WHAT NEEDS TO BE DONE: Your task is to repeat the listing exactly.

EXCERPTED RECORDS:
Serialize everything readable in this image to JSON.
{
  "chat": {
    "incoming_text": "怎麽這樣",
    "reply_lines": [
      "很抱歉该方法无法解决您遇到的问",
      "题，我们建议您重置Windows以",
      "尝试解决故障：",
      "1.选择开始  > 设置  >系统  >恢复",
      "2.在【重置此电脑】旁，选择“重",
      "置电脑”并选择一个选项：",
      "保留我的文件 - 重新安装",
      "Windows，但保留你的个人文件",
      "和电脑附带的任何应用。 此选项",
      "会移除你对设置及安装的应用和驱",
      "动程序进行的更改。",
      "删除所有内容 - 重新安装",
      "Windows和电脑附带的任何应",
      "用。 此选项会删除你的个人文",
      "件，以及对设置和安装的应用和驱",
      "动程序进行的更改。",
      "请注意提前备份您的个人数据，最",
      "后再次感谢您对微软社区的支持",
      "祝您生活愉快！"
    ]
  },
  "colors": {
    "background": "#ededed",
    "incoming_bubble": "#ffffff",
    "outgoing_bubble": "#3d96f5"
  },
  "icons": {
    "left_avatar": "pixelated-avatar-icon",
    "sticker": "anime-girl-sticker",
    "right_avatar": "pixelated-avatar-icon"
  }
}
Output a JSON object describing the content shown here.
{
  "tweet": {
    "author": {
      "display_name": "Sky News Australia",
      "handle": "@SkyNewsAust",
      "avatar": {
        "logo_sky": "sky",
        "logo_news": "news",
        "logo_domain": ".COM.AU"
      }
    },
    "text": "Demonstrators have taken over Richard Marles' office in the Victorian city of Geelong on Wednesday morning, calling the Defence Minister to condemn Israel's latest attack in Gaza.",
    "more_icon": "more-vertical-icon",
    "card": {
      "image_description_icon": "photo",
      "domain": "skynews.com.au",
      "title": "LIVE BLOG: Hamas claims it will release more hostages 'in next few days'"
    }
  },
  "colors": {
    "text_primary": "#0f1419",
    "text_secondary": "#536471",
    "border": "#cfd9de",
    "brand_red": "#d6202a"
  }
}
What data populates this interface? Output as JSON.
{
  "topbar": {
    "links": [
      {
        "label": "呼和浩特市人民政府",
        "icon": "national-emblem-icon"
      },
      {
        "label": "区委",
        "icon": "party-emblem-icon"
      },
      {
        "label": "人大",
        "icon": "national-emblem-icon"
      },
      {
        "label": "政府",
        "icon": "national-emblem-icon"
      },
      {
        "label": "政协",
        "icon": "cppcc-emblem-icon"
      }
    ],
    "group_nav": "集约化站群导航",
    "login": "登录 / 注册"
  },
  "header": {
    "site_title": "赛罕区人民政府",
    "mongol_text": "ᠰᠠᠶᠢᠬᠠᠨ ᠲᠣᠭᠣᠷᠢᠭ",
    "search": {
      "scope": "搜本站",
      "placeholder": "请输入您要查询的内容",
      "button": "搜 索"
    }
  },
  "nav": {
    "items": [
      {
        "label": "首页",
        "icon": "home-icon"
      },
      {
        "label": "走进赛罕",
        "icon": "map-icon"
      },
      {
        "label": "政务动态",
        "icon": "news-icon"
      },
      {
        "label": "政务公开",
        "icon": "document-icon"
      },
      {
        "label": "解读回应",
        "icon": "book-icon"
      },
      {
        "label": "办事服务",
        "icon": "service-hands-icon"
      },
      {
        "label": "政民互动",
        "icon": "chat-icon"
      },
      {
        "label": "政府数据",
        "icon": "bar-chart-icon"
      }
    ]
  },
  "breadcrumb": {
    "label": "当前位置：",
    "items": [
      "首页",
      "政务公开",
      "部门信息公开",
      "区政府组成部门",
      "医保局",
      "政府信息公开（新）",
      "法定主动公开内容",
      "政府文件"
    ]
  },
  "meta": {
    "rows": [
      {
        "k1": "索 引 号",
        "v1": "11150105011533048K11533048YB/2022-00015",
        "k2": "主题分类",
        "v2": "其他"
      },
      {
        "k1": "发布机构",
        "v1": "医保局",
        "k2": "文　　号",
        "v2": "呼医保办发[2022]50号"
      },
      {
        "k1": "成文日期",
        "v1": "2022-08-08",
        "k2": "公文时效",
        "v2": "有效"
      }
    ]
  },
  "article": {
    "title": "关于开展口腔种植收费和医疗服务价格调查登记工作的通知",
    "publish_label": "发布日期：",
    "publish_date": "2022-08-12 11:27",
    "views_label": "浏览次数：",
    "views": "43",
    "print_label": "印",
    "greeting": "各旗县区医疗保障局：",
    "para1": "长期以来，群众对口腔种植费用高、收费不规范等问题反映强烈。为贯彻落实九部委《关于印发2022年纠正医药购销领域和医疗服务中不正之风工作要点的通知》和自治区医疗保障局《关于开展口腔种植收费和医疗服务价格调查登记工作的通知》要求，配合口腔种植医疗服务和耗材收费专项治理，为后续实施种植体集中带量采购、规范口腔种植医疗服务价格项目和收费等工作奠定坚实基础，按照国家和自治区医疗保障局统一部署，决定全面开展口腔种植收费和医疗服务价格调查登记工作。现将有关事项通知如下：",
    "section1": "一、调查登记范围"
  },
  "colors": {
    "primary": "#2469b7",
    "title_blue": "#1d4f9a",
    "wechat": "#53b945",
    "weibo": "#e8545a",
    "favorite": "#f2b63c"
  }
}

EXERCISE RESULT:
Serialize everything readable in this image to JSON.
{
  "chat": {
    "incoming_text": "怎麽這樣",
    "reply_lines": [
      "很抱歉该方法无法解决您遇到的问",
      "题，我们建议您重置Windows以",
      "尝试解决故障：",
      "1.选择开始  > 设置  >系统  >恢复",
      "2.在【重置此电脑】旁，选择“重",
      "置电脑”并选择一个选项：",
      "保留我的文件 - 重新安装",
      "Windows，但保留你的个人文件",
      "和电脑附带的任何应用。 此选项",
      "会移除你对设置及安装的应用和驱",
      "动程序进行的更改。",
      "删除所有内容 - 重新安装",
      "Windows和电脑附带的任何应",
      "用。 此选项会删除你的个人文",
      "件，以及对设置和安装的应用和驱",
      "动程序进行的更改。",
      "请注意提前备份您的个人数据，最",
      "后再次感谢您对微软社区的支持",
      "祝您生活愉快！"
    ]
  },
  "colors": {
    "background": "#ededed",
    "incoming_bubble": "#ffffff",
    "outgoing_bubble": "#3d96f5"
  },
  "icons": {
    "left_avatar": "pixelated-avatar-icon",
    "sticker": "anime-girl-sticker",
    "right_avatar": "pixelated-avatar-icon"
  }
}
Output a JSON object describing the content shown here.
{
  "tweet": {
    "author": {
      "display_name": "Sky News Australia",
      "handle": "@SkyNewsAust",
      "avatar": {
        "logo_sky": "sky",
        "logo_news": "news",
        "logo_domain": ".COM.AU"
      }
    },
    "text": "Demonstrators have taken over Richard Marles' office in the Victorian city of Geelong on Wednesday morning, calling the Defence Minister to condemn Israel's latest attack in Gaza.",
    "more_icon": "more-vertical-icon",
    "card": {
      "image_description_icon": "photo",
      "domain": "skynews.com.au",
      "title": "LIVE BLOG: Hamas claims it will release more hostages 'in next few days'"
    }
  },
  "colors": {
    "text_primary": "#0f1419",
    "text_secondary": "#536471",
    "border": "#cfd9de",
    "brand_red": "#d6202a"
  }
}
What data populates this interface? Output as JSON.
{
  "topbar": {
    "links": [
      {
        "label": "呼和浩特市人民政府",
        "icon": "national-emblem-icon"
      },
      {
        "label": "区委",
        "icon": "party-emblem-icon"
      },
      {
        "label": "人大",
        "icon": "national-emblem-icon"
      },
      {
        "label": "政府",
        "icon": "national-emblem-icon"
      },
      {
        "label": "政协",
        "icon": "cppcc-emblem-icon"
      }
    ],
    "group_nav": "集约化站群导航",
    "login": "登录 / 注册"
  },
  "header": {
    "site_title": "赛罕区人民政府",
    "mongol_text": "ᠰᠠᠶᠢᠬᠠᠨ ᠲᠣᠭᠣᠷᠢᠭ",
    "search": {
      "scope": "搜本站",
      "placeholder": "请输入您要查询的内容",
      "button": "搜 索"
    }
  },
  "nav": {
    "items": [
      {
        "label": "首页",
        "icon": "home-icon"
      },
      {
        "label": "走进赛罕",
        "icon": "map-icon"
      },
      {
        "label": "政务动态",
        "icon": "news-icon"
      },
      {
        "label": "政务公开",
        "icon": "document-icon"
      },
      {
        "label": "解读回应",
        "icon": "book-icon"
      },
      {
        "label": "办事服务",
        "icon": "service-hands-icon"
      },
      {
        "label": "政民互动",
        "icon": "chat-icon"
      },
      {
        "label": "政府数据",
        "icon": "bar-chart-icon"
      }
    ]
  },
  "breadcrumb": {
    "label": "当前位置：",
    "items": [
      "首页",
      "政务公开",
      "部门信息公开",
      "区政府组成部门",
      "医保局",
      "政府信息公开（新）",
      "法定主动公开内容",
      "政府文件"
    ]
  },
  "meta": {
    "rows": [
      {
        "k1": "索 引 号",
        "v1": "11150105011533048K11533048YB/2022-00015",
        "k2": "主题分类",
        "v2": "其他"
      },
      {
        "k1": "发布机构",
        "v1": "医保局",
        "k2": "文　　号",
        "v2": "呼医保办发[2022]50号"
      },
      {
        "k1": "成文日期",
        "v1": "2022-08-08",
        "k2": "公文时效",
        "v2": "有效"
      }
    ]
  },
  "article": {
    "title": "关于开展口腔种植收费和医疗服务价格调查登记工作的通知",
    "publish_label": "发布日期：",
    "publish_date": "2022-08-12 11:27",
    "views_label": "浏览次数：",
    "views": "43",
    "print_label": "印",
    "greeting": "各旗县区医疗保障局：",
    "para1": "长期以来，群众对口腔种植费用高、收费不规范等问题反映强烈。为贯彻落实九部委《关于印发2022年纠正医药购销领域和医疗服务中不正之风工作要点的通知》和自治区医疗保障局《关于开展口腔种植收费和医疗服务价格调查登记工作的通知》要求，配合口腔种植医疗服务和耗材收费专项治理，为后续实施种植体集中带量采购、规范口腔种植医疗服务价格项目和收费等工作奠定坚实基础，按照国家和自治区医疗保障局统一部署，决定全面开展口腔种植收费和医疗服务价格调查登记工作。现将有关事项通知如下：",
    "section1": "一、调查登记范围"
  },
  "colors": {
    "primary": "#2469b7",
    "title_blue": "#1d4f9a",
    "wechat": "#53b945",
    "weibo": "#e8545a",
    "favorite": "#f2b63c"
  }
}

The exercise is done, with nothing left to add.